START Source document

Sudeep: Lost in the often insular enthusiasm Boston has for baseball is an appreciation of the subtle beauty of its distant cousin, cricket.
The two sports, in many ways, are very similar. Two teams take turns to bat, hitting the ball and running between bases. Each has a set of specialist bowlers, batsmen and fielders. Yet, while baseball, being indigenous to America, has a passionate following, cricket is never even spoken of.
For an international student, this can seem absurd. Baseball, with its flashy lights and commercial exuberance, ultimately melts into a simplistic game of hit-the-ball-as-hard-as-you-can. In comparison, cricket boasts skill, patience and fortitude. Its fielders are soldiers, bare-palmed and exposed, risking injury catching high flying balls without gloves. Its batsmen must hit yorkers, bouncers and googlies, balls flying at over ninety miles an hour, only to land at their feet, ricocheting off the ground in every conceivable direction. Some bowlers spin, others curve, others have sheer pace. Only a cricketer can stand still at the crease, his thoughts singular, his breath steady, predicting the inscrutable whims of the pitch in milliseconds to gently tap the lethal ball into the small gap on his periphery.

END Source document

▶ **Work task**
Copy out the full essay comparing cricket and baseball, word for word.

START Supplied entries

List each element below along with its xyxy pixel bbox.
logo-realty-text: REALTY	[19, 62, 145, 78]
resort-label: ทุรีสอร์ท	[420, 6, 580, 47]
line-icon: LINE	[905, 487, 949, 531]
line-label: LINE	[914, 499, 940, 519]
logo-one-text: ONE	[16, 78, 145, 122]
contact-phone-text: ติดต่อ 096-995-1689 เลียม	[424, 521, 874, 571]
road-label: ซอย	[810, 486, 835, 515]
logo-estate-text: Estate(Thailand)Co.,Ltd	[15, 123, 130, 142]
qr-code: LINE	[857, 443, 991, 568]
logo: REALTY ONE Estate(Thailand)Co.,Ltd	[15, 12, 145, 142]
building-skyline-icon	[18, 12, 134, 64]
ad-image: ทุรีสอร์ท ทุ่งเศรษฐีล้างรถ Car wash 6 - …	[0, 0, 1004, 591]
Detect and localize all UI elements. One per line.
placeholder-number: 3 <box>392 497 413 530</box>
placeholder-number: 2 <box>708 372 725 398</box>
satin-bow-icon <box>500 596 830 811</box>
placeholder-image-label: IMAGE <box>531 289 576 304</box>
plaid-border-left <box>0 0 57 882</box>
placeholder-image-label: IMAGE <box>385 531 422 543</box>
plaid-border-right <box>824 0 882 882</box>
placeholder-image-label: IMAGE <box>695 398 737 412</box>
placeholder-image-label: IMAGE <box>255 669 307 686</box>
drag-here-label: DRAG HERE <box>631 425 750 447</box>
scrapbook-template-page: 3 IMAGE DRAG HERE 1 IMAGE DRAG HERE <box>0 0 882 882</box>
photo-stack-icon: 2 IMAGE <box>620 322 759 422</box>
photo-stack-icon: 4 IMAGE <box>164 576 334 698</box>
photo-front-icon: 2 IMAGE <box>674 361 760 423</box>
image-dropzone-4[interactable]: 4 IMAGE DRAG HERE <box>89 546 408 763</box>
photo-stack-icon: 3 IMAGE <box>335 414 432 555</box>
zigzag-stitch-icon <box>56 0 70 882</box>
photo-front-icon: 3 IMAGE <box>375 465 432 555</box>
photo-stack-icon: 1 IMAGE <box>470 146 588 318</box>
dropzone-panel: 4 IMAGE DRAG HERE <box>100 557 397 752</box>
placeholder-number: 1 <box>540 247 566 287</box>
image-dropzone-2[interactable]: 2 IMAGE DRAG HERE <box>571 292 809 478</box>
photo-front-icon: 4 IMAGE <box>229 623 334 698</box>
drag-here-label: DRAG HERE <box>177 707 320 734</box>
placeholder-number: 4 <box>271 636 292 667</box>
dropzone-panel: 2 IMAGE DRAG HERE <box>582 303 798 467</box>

END Supplied entries

▶ **Expected answer**
Sudeep: Lost in the often insular enthusiasm Boston has for baseball is an appreciation of the subtle beauty of its distant cousin, cricket.
The two sports, in many ways, are very similar. Two teams take turns to bat, hitting the ball and running between bases. Each has a set of specialist bowlers, batsmen and fielders. Yet, while baseball, being indigenous to America, has a passionate following, cricket is never even spoken of.
For an international student, this can seem absurd. Baseball, with its flashy lights and commercial exuberance, ultimately melts into a simplistic game of hit-the-ball-as-hard-as-you-can. In comparison, cricket boasts skill, patience and fortitude. Its fielders are soldiers, bare-palmed and exposed, risking injury catching high flying balls without gloves. Its batsmen must hit yorkers, bouncers and googlies, balls flying at over ninety miles an hour, only to land at their feet, ricocheting off the ground in every conceivable direction. Some bowlers spin, others curve, others have sheer pace. Only a cricketer can stand still at the crease, his thoughts singular, his breath steady, predicting the inscrutable whims of the pitch in milliseconds to gently tap the lethal ball into the small gap on his periphery.